--- BEGIN Material provided ---
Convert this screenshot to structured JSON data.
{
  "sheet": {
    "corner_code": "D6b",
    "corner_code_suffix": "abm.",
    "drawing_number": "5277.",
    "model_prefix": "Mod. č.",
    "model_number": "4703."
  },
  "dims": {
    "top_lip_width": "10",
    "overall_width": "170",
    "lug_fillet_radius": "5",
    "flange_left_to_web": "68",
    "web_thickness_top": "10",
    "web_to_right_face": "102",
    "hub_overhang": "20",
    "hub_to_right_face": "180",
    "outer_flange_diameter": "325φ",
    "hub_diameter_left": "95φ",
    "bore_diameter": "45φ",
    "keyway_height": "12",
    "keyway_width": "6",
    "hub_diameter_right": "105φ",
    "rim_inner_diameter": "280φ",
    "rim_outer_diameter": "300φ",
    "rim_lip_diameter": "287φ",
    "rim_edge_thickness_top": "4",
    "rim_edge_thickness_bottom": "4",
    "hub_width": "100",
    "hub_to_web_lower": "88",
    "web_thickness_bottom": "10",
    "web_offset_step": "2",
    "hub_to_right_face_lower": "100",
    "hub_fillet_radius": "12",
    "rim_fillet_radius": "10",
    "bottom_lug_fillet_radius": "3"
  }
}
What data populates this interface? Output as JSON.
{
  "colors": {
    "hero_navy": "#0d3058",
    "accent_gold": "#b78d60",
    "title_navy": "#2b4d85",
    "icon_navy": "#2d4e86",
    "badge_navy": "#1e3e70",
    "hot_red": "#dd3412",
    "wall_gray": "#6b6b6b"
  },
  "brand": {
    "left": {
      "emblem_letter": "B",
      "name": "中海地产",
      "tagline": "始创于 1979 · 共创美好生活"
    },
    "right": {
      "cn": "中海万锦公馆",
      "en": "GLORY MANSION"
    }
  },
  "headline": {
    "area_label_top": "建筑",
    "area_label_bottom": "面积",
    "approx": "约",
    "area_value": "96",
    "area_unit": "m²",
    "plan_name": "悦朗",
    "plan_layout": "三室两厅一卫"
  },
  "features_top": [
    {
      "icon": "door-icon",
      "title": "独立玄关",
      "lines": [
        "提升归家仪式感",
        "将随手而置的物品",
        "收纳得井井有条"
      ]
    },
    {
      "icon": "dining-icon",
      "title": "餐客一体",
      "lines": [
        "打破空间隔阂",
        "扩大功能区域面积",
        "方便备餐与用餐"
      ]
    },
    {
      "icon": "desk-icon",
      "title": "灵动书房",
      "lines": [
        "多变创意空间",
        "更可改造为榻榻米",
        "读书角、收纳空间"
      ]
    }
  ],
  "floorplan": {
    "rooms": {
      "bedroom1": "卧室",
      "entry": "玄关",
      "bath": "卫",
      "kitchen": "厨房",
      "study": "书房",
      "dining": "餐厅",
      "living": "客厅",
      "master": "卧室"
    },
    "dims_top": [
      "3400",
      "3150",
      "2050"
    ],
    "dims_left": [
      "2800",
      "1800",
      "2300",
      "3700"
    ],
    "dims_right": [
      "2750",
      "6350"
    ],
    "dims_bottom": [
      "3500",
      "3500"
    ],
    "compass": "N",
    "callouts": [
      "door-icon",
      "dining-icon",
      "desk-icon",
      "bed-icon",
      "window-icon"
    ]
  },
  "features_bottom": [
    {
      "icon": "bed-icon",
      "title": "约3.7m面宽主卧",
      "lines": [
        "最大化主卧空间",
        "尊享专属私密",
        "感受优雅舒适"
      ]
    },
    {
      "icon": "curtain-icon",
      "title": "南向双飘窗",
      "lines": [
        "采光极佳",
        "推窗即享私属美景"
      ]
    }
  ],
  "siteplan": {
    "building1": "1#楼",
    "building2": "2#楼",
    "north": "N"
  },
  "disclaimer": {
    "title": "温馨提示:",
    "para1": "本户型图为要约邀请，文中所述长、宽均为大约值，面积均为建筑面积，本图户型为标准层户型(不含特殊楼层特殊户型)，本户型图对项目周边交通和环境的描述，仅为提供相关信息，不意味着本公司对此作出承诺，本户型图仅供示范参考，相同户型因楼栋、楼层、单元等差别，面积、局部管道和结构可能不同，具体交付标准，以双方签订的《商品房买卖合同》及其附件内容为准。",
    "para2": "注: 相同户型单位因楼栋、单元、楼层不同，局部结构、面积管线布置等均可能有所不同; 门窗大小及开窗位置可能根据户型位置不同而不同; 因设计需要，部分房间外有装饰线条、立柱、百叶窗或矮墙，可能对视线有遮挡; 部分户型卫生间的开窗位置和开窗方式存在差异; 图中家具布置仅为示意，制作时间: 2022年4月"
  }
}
--- END Material provided ---
### Work to do
Retype every record above exactly as written.

### Answer to the task
Convert this screenshot to structured JSON data.
{
  "sheet": {
    "corner_code": "D6b",
    "corner_code_suffix": "abm.",
    "drawing_number": "5277.",
    "model_prefix": "Mod. č.",
    "model_number": "4703."
  },
  "dims": {
    "top_lip_width": "10",
    "overall_width": "170",
    "lug_fillet_radius": "5",
    "flange_left_to_web": "68",
    "web_thickness_top": "10",
    "web_to_right_face": "102",
    "hub_overhang": "20",
    "hub_to_right_face": "180",
    "outer_flange_diameter": "325φ",
    "hub_diameter_left": "95φ",
    "bore_diameter": "45φ",
    "keyway_height": "12",
    "keyway_width": "6",
    "hub_diameter_right": "105φ",
    "rim_inner_diameter": "280φ",
    "rim_outer_diameter": "300φ",
    "rim_lip_diameter": "287φ",
    "rim_edge_thickness_top": "4",
    "rim_edge_thickness_bottom": "4",
    "hub_width": "100",
    "hub_to_web_lower": "88",
    "web_thickness_bottom": "10",
    "web_offset_step": "2",
    "hub_to_right_face_lower": "100",
    "hub_fillet_radius": "12",
    "rim_fillet_radius": "10",
    "bottom_lug_fillet_radius": "3"
  }
}
What data populates this interface? Output as JSON.
{
  "colors": {
    "hero_navy": "#0d3058",
    "accent_gold": "#b78d60",
    "title_navy": "#2b4d85",
    "icon_navy": "#2d4e86",
    "badge_navy": "#1e3e70",
    "hot_red": "#dd3412",
    "wall_gray": "#6b6b6b"
  },
  "brand": {
    "left": {
      "emblem_letter": "B",
      "name": "中海地产",
      "tagline": "始创于 1979 · 共创美好生活"
    },
    "right": {
      "cn": "中海万锦公馆",
      "en": "GLORY MANSION"
    }
  },
  "headline": {
    "area_label_top": "建筑",
    "area_label_bottom": "面积",
    "approx": "约",
    "area_value": "96",
    "area_unit": "m²",
    "plan_name": "悦朗",
    "plan_layout": "三室两厅一卫"
  },
  "features_top": [
    {
      "icon": "door-icon",
      "title": "独立玄关",
      "lines": [
        "提升归家仪式感",
        "将随手而置的物品",
        "收纳得井井有条"
      ]
    },
    {
      "icon": "dining-icon",
      "title": "餐客一体",
      "lines": [
        "打破空间隔阂",
        "扩大功能区域面积",
        "方便备餐与用餐"
      ]
    },
    {
      "icon": "desk-icon",
      "title": "灵动书房",
      "lines": [
        "多变创意空间",
        "更可改造为榻榻米",
        "读书角、收纳空间"
      ]
    }
  ],
  "floorplan": {
    "rooms": {
      "bedroom1": "卧室",
      "entry": "玄关",
      "bath": "卫",
      "kitchen": "厨房",
      "study": "书房",
      "dining": "餐厅",
      "living": "客厅",
      "master": "卧室"
    },
    "dims_top": [
      "3400",
      "3150",
      "2050"
    ],
    "dims_left": [
      "2800",
      "1800",
      "2300",
      "3700"
    ],
    "dims_right": [
      "2750",
      "6350"
    ],
    "dims_bottom": [
      "3500",
      "3500"
    ],
    "compass": "N",
    "callouts": [
      "door-icon",
      "dining-icon",
      "desk-icon",
      "bed-icon",
      "window-icon"
    ]
  },
  "features_bottom": [
    {
      "icon": "bed-icon",
      "title": "约3.7m面宽主卧",
      "lines": [
        "最大化主卧空间",
        "尊享专属私密",
        "感受优雅舒适"
      ]
    },
    {
      "icon": "curtain-icon",
      "title": "南向双飘窗",
      "lines": [
        "采光极佳",
        "推窗即享私属美景"
      ]
    }
  ],
  "siteplan": {
    "building1": "1#楼",
    "building2": "2#楼",
    "north": "N"
  },
  "disclaimer": {
    "title": "温馨提示:",
    "para1": "本户型图为要约邀请，文中所述长、宽均为大约值，面积均为建筑面积，本图户型为标准层户型(不含特殊楼层特殊户型)，本户型图对项目周边交通和环境的描述，仅为提供相关信息，不意味着本公司对此作出承诺，本户型图仅供示范参考，相同户型因楼栋、楼层、单元等差别，面积、局部管道和结构可能不同，具体交付标准，以双方签订的《商品房买卖合同》及其附件内容为准。",
    "para2": "注: 相同户型单位因楼栋、单元、楼层不同，局部结构、面积管线布置等均可能有所不同; 门窗大小及开窗位置可能根据户型位置不同而不同; 因设计需要，部分房间外有装饰线条、立柱、百叶窗或矮墙，可能对视线有遮挡; 部分户型卫生间的开窗位置和开窗方式存在差异; 图中家具布置仅为示意，制作时间: 2022年4月"
  }
}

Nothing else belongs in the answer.